Copy the rows below verbatim, starting at the line containing "message-item: 咿呀 昨天" and ending at the line containing "166, 190, 186]", with both of those lines included.

Annotated region listings:
* * * * * * *

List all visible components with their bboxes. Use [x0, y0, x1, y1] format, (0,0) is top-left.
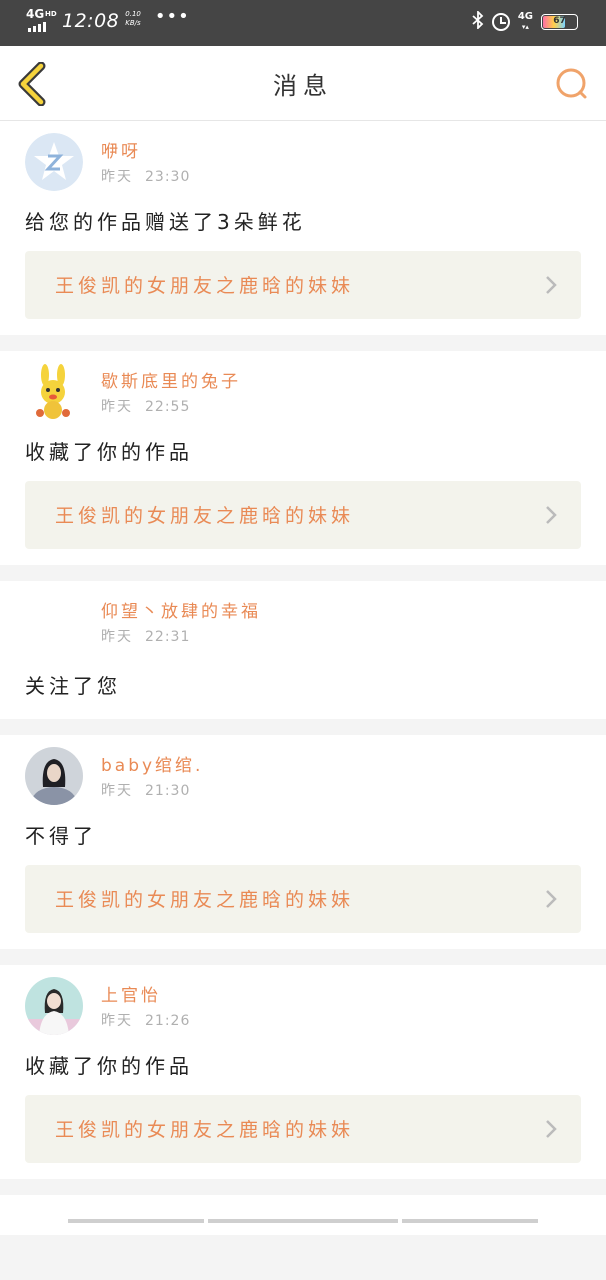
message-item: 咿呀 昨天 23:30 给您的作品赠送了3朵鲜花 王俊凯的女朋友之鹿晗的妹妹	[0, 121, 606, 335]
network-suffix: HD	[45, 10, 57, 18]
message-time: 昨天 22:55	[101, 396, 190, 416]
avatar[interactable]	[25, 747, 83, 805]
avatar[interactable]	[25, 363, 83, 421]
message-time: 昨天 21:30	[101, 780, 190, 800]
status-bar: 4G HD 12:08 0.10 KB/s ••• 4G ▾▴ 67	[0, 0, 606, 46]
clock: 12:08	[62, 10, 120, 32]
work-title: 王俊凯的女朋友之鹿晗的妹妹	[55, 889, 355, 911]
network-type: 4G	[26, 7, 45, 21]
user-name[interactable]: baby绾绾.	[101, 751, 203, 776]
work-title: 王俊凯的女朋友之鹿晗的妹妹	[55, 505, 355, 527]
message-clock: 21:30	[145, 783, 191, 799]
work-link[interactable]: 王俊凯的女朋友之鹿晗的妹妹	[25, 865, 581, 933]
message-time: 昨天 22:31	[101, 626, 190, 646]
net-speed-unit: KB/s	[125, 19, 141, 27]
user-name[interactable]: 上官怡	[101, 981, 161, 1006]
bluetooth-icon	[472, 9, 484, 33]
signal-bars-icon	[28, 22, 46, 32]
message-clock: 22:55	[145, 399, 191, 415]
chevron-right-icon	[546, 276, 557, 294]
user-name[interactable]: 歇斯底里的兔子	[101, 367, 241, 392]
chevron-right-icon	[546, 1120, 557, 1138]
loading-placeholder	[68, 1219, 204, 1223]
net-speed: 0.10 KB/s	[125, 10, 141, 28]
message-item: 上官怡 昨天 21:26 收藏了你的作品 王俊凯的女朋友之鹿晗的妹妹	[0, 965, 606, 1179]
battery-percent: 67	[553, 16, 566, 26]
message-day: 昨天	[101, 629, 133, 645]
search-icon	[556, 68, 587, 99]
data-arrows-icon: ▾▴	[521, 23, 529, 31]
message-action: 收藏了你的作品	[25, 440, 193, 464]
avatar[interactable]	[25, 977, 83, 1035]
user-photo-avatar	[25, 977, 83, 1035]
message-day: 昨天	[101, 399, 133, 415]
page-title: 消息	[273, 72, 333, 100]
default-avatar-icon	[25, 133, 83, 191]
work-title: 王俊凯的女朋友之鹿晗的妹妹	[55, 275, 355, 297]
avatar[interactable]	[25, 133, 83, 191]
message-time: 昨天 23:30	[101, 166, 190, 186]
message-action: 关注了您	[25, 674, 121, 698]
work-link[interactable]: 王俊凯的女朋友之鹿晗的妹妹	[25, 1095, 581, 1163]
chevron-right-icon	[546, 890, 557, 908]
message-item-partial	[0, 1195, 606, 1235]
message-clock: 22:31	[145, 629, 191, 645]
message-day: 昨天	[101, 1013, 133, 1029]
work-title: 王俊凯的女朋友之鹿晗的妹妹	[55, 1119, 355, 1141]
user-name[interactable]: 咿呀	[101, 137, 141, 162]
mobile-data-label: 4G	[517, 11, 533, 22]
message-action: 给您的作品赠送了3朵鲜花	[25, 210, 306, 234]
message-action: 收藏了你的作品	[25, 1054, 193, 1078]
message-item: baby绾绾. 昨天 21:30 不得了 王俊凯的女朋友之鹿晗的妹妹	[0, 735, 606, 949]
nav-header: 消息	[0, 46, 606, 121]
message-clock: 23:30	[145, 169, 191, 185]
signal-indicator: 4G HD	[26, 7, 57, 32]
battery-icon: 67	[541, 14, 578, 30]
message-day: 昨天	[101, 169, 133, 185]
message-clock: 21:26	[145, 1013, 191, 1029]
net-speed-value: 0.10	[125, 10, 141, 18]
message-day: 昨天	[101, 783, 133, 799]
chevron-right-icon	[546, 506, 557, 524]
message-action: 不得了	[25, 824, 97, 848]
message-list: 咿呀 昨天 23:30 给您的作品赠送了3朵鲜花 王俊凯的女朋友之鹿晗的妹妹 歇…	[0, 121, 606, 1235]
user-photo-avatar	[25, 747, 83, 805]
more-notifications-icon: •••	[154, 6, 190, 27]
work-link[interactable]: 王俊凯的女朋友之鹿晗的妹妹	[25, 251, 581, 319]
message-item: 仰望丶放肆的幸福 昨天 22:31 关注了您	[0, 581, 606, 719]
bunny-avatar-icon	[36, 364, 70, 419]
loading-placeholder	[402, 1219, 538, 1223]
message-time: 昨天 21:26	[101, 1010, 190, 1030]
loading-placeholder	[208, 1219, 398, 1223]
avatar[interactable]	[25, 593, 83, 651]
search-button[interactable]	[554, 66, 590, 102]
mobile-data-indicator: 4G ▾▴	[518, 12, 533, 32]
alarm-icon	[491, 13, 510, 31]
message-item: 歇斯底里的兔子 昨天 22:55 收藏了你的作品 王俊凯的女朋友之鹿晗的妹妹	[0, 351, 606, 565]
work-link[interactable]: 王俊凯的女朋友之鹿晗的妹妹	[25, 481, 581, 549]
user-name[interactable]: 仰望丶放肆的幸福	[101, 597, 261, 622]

* * * * * * *

• RESPONSE TO THE EXERCISE
message-item: 咿呀 昨天 23:30 给您的作品赠送了3朵鲜花 王俊凯的女朋友之鹿晗的妹妹	[0, 121, 606, 335]
network-suffix: HD	[45, 10, 57, 18]
message-time: 昨天 22:55	[101, 396, 190, 416]
avatar[interactable]	[25, 747, 83, 805]
avatar[interactable]	[25, 363, 83, 421]
message-time: 昨天 21:30	[101, 780, 190, 800]
status-bar: 4G HD 12:08 0.10 KB/s ••• 4G ▾▴ 67	[0, 0, 606, 46]
clock: 12:08	[62, 10, 120, 32]
work-title: 王俊凯的女朋友之鹿晗的妹妹	[55, 889, 355, 911]
network-type: 4G	[26, 7, 45, 21]
user-name[interactable]: baby绾绾.	[101, 751, 203, 776]
work-title: 王俊凯的女朋友之鹿晗的妹妹	[55, 505, 355, 527]
message-clock: 21:30	[145, 783, 191, 799]
work-link[interactable]: 王俊凯的女朋友之鹿晗的妹妹	[25, 865, 581, 933]
message-time: 昨天 22:31	[101, 626, 190, 646]
net-speed-unit: KB/s	[125, 19, 141, 27]
user-name[interactable]: 上官怡	[101, 981, 161, 1006]
bluetooth-icon	[472, 9, 484, 33]
signal-bars-icon	[28, 22, 46, 32]
message-clock: 22:55	[145, 399, 191, 415]
chevron-right-icon	[546, 276, 557, 294]
user-name[interactable]: 歇斯底里的兔子	[101, 367, 241, 392]
chevron-right-icon	[546, 1120, 557, 1138]
loading-placeholder	[68, 1219, 204, 1223]
net-speed: 0.10 KB/s	[125, 10, 141, 28]
message-item: 上官怡 昨天 21:26 收藏了你的作品 王俊凯的女朋友之鹿晗的妹妹	[0, 965, 606, 1179]
battery-percent: 67	[553, 16, 566, 26]
message-day: 昨天	[101, 629, 133, 645]
search-icon	[556, 68, 587, 99]
data-arrows-icon: ▾▴	[521, 23, 529, 31]
message-action: 收藏了你的作品	[25, 440, 193, 464]
avatar[interactable]	[25, 977, 83, 1035]
user-photo-avatar	[25, 977, 83, 1035]
message-day: 昨天	[101, 399, 133, 415]
page-title: 消息	[273, 72, 333, 100]
default-avatar-icon	[25, 133, 83, 191]
work-title: 王俊凯的女朋友之鹿晗的妹妹	[55, 275, 355, 297]
avatar[interactable]	[25, 133, 83, 191]
message-time: 昨天 23:30	[101, 166, 190, 186]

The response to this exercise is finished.